The entries below need to be written out exactly, with no pictures included.

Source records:
----

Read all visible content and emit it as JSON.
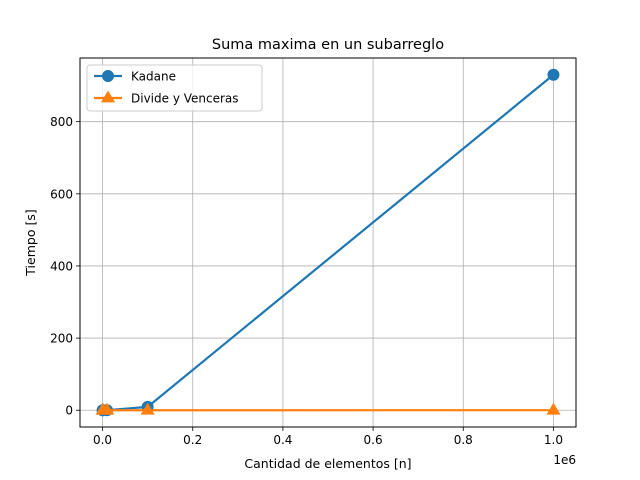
{
  "chart_data": {
    "type": "line",
    "title": "Suma maxima en un subarreglo",
    "xlabel": "Cantidad de elementos [n]",
    "ylabel": "Tiempo [s]",
    "x_offset_text": "1e6",
    "x_scale_factor": 1000000,
    "xlim": [
      -50000,
      1050000
    ],
    "ylim": [
      -46.5,
      976.5
    ],
    "x_ticks": [
      0,
      200000,
      400000,
      600000,
      800000,
      1000000
    ],
    "x_tick_labels": [
      "0.0",
      "0.2",
      "0.4",
      "0.6",
      "0.8",
      "1.0"
    ],
    "y_ticks": [
      0,
      200,
      400,
      600,
      800
    ],
    "y_tick_labels": [
      "0",
      "200",
      "400",
      "600",
      "800"
    ],
    "grid": true,
    "legend_position": "upper-left",
    "x": [
      100,
      1000,
      10000,
      100000,
      1000000
    ],
    "series": [
      {
        "name": "Kadane",
        "color": "#1f77b4",
        "marker": "circle",
        "values": [
          0.0,
          0.01,
          0.1,
          9.3,
          930.0
        ]
      },
      {
        "name": "Divide y Venceras",
        "color": "#ff7f0e",
        "marker": "triangle",
        "values": [
          0.0,
          0.0,
          0.0,
          0.0,
          0.1
        ]
      }
    ]
  }
}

----

=== Complete output ===
Read all visible content and emit it as JSON.
{
  "chart_data": {
    "type": "line",
    "title": "Suma maxima en un subarreglo",
    "xlabel": "Cantidad de elementos [n]",
    "ylabel": "Tiempo [s]",
    "x_offset_text": "1e6",
    "x_scale_factor": 1000000,
    "xlim": [
      -50000,
      1050000
    ],
    "ylim": [
      -46.5,
      976.5
    ],
    "x_ticks": [
      0,
      200000,
      400000,
      600000,
      800000,
      1000000
    ],
    "x_tick_labels": [
      "0.0",
      "0.2",
      "0.4",
      "0.6",
      "0.8",
      "1.0"
    ],
    "y_ticks": [
      0,
      200,
      400,
      600,
      800
    ],
    "y_tick_labels": [
      "0",
      "200",
      "400",
      "600",
      "800"
    ],
    "grid": true,
    "legend_position": "upper-left",
    "x": [
      100,
      1000,
      10000,
      100000,
      1000000
    ],
    "series": [
      {
        "name": "Kadane",
        "color": "#1f77b4",
        "marker": "circle",
        "values": [
          0.0,
          0.01,
          0.1,
          9.3,
          930.0
        ]
      },
      {
        "name": "Divide y Venceras",
        "color": "#ff7f0e",
        "marker": "triangle",
        "values": [
          0.0,
          0.0,
          0.0,
          0.0,
          0.1
        ]
      }
    ]
  }
}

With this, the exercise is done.